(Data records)

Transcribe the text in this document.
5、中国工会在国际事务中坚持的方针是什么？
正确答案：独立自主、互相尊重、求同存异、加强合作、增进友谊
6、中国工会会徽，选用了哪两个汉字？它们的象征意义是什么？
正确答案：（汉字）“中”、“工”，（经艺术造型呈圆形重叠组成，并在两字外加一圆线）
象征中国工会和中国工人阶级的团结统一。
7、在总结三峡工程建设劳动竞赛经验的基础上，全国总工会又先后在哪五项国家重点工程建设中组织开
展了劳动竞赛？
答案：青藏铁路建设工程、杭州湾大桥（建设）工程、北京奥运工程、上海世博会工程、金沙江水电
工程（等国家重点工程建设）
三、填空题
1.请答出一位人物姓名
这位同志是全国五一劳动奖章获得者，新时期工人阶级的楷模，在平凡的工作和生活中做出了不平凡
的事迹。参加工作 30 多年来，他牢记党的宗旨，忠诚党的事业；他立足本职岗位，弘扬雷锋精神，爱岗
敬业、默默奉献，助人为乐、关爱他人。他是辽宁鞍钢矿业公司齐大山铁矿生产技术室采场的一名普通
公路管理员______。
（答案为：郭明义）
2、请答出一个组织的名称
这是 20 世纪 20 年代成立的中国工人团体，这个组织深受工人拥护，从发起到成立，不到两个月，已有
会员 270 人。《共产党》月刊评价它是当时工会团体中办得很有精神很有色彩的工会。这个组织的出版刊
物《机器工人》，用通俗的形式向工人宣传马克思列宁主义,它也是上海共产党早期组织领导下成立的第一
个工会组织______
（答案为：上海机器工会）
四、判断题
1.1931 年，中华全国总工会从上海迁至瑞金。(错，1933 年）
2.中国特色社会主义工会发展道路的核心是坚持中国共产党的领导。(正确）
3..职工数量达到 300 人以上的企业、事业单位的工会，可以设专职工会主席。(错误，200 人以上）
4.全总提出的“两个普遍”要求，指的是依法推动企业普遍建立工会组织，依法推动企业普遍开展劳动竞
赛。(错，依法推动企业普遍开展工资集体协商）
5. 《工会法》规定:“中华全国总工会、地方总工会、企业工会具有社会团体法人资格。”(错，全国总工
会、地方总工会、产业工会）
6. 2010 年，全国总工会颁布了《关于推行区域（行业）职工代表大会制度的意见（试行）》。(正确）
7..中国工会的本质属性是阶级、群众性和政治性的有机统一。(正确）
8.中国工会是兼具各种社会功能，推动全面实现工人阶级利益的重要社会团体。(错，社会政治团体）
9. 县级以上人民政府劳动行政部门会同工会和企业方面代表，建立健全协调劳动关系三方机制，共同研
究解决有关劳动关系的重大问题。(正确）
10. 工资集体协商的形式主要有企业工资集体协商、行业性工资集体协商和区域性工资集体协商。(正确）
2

Problem statement |
Look for "地方总工会" and pull out every line that has it.

Response to this exercise |
5. 《工会法》规定:“中华全国总工会、地方总工会、企业工会具有社会团体法人资格。”(错，全国总工
会、地方总工会、产业工会）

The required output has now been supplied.